## Description of the task
Could you write out the records below exactly as they appear, leaving out any pictures?

## Source records
###

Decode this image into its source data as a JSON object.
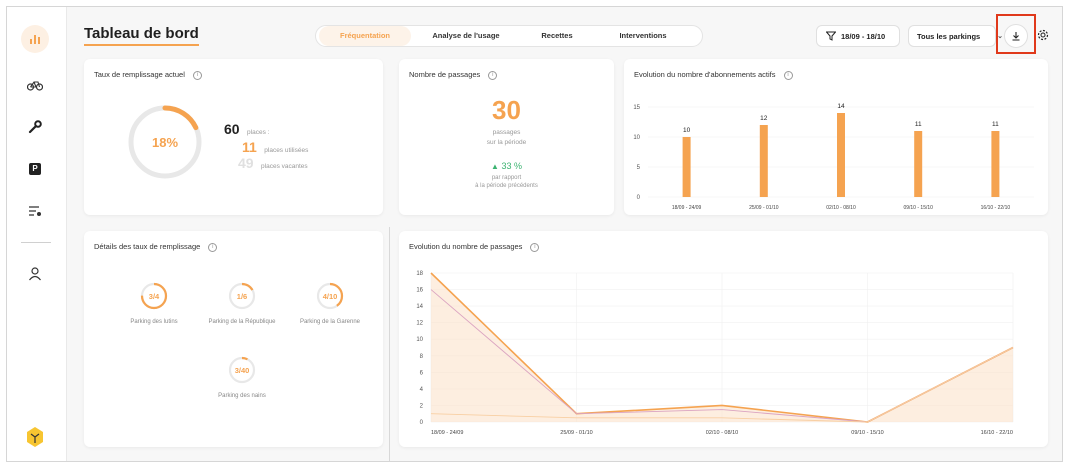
{
  "sidebar": {
    "items": [
      {
        "name": "dashboard-icon"
      },
      {
        "name": "bike-icon"
      },
      {
        "name": "wrench-icon"
      },
      {
        "name": "parking-icon",
        "label": "P"
      },
      {
        "name": "settings-list-icon"
      },
      {
        "name": "user-icon"
      }
    ]
  },
  "header": {
    "title": "Tableau de bord",
    "tabs": [
      "Fréquentation",
      "Analyse de l'usage",
      "Recettes",
      "Interventions"
    ],
    "active_tab": 0,
    "date_filter": "18/09 - 18/10",
    "parking_select": "Tous les parkings"
  },
  "taux_card": {
    "title": "Taux de remplissage actuel",
    "info": "i",
    "percent_text": "18%",
    "percent_value": 0.18,
    "total_value": "60",
    "total_label": "places :",
    "used_value": "11",
    "used_label": "places utilisées",
    "vacant_value": "49",
    "vacant_label": "places vacantes"
  },
  "passages_card": {
    "title": "Nombre de passages",
    "info": "i",
    "count": "30",
    "subtitle_1": "passages",
    "subtitle_2": "sur la période",
    "delta": "33 %",
    "delta_label_1": "par rapport",
    "delta_label_2": "à la période précédents"
  },
  "details_card": {
    "title": "Détails des taux de remplissage",
    "info": "i",
    "gauges": [
      {
        "value": "3/4",
        "ratio": 0.75,
        "label": "Parking des lutins"
      },
      {
        "value": "1/6",
        "ratio": 0.1667,
        "label": "Parking de la République"
      },
      {
        "value": "4/10",
        "ratio": 0.4,
        "label": "Parking de la Garenne"
      },
      {
        "value": "3/40",
        "ratio": 0.075,
        "label": "Parking des nains"
      }
    ]
  },
  "colors": {
    "accent": "#f5a350",
    "accent_light": "#fce3cc",
    "muted_line": "#f8cfa3",
    "positive": "#3cb371"
  },
  "chart_data": [
    {
      "type": "bar",
      "title": "Evolution du nombre d'abonnements actifs",
      "categories": [
        "18/09 - 24/09",
        "25/09 - 01/10",
        "02/10 - 08/10",
        "09/10 - 15/10",
        "16/10 - 22/10"
      ],
      "values": [
        10,
        12,
        14,
        11,
        11
      ],
      "yticks": [
        0,
        5,
        10,
        15
      ],
      "ylim": [
        0,
        15
      ]
    },
    {
      "type": "area",
      "title": "Evolution du nombre de passages",
      "categories": [
        "18/09 - 24/09",
        "25/09 - 01/10",
        "02/10 - 08/10",
        "09/10 - 15/10",
        "16/10 - 22/10"
      ],
      "series": [
        {
          "values": [
            18,
            1,
            2,
            0,
            9
          ]
        },
        {
          "values": [
            16,
            1,
            1.5,
            0,
            9
          ]
        },
        {
          "values": [
            1,
            0.5,
            0.5,
            0,
            9
          ]
        }
      ],
      "yticks": [
        0,
        2,
        4,
        6,
        8,
        10,
        12,
        14,
        16,
        18
      ],
      "ylim": [
        0,
        18
      ]
    }
  ]
}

###

## Full solution
Decode this image into its source data as a JSON object.
{
  "sidebar": {
    "items": [
      {
        "name": "dashboard-icon"
      },
      {
        "name": "bike-icon"
      },
      {
        "name": "wrench-icon"
      },
      {
        "name": "parking-icon",
        "label": "P"
      },
      {
        "name": "settings-list-icon"
      },
      {
        "name": "user-icon"
      }
    ]
  },
  "header": {
    "title": "Tableau de bord",
    "tabs": [
      "Fréquentation",
      "Analyse de l'usage",
      "Recettes",
      "Interventions"
    ],
    "active_tab": 0,
    "date_filter": "18/09 - 18/10",
    "parking_select": "Tous les parkings"
  },
  "taux_card": {
    "title": "Taux de remplissage actuel",
    "info": "i",
    "percent_text": "18%",
    "percent_value": 0.18,
    "total_value": "60",
    "total_label": "places :",
    "used_value": "11",
    "used_label": "places utilisées",
    "vacant_value": "49",
    "vacant_label": "places vacantes"
  },
  "passages_card": {
    "title": "Nombre de passages",
    "info": "i",
    "count": "30",
    "subtitle_1": "passages",
    "subtitle_2": "sur la période",
    "delta": "33 %",
    "delta_label_1": "par rapport",
    "delta_label_2": "à la période précédents"
  },
  "details_card": {
    "title": "Détails des taux de remplissage",
    "info": "i",
    "gauges": [
      {
        "value": "3/4",
        "ratio": 0.75,
        "label": "Parking des lutins"
      },
      {
        "value": "1/6",
        "ratio": 0.1667,
        "label": "Parking de la République"
      },
      {
        "value": "4/10",
        "ratio": 0.4,
        "label": "Parking de la Garenne"
      },
      {
        "value": "3/40",
        "ratio": 0.075,
        "label": "Parking des nains"
      }
    ]
  },
  "colors": {
    "accent": "#f5a350",
    "accent_light": "#fce3cc",
    "muted_line": "#f8cfa3",
    "positive": "#3cb371"
  },
  "chart_data": [
    {
      "type": "bar",
      "title": "Evolution du nombre d'abonnements actifs",
      "categories": [
        "18/09 - 24/09",
        "25/09 - 01/10",
        "02/10 - 08/10",
        "09/10 - 15/10",
        "16/10 - 22/10"
      ],
      "values": [
        10,
        12,
        14,
        11,
        11
      ],
      "yticks": [
        0,
        5,
        10,
        15
      ],
      "ylim": [
        0,
        15
      ]
    },
    {
      "type": "area",
      "title": "Evolution du nombre de passages",
      "categories": [
        "18/09 - 24/09",
        "25/09 - 01/10",
        "02/10 - 08/10",
        "09/10 - 15/10",
        "16/10 - 22/10"
      ],
      "series": [
        {
          "values": [
            18,
            1,
            2,
            0,
            9
          ]
        },
        {
          "values": [
            16,
            1,
            1.5,
            0,
            9
          ]
        },
        {
          "values": [
            1,
            0.5,
            0.5,
            0,
            9
          ]
        }
      ],
      "yticks": [
        0,
        2,
        4,
        6,
        8,
        10,
        12,
        14,
        16,
        18
      ],
      "ylim": [
        0,
        18
      ]
    }
  ]
}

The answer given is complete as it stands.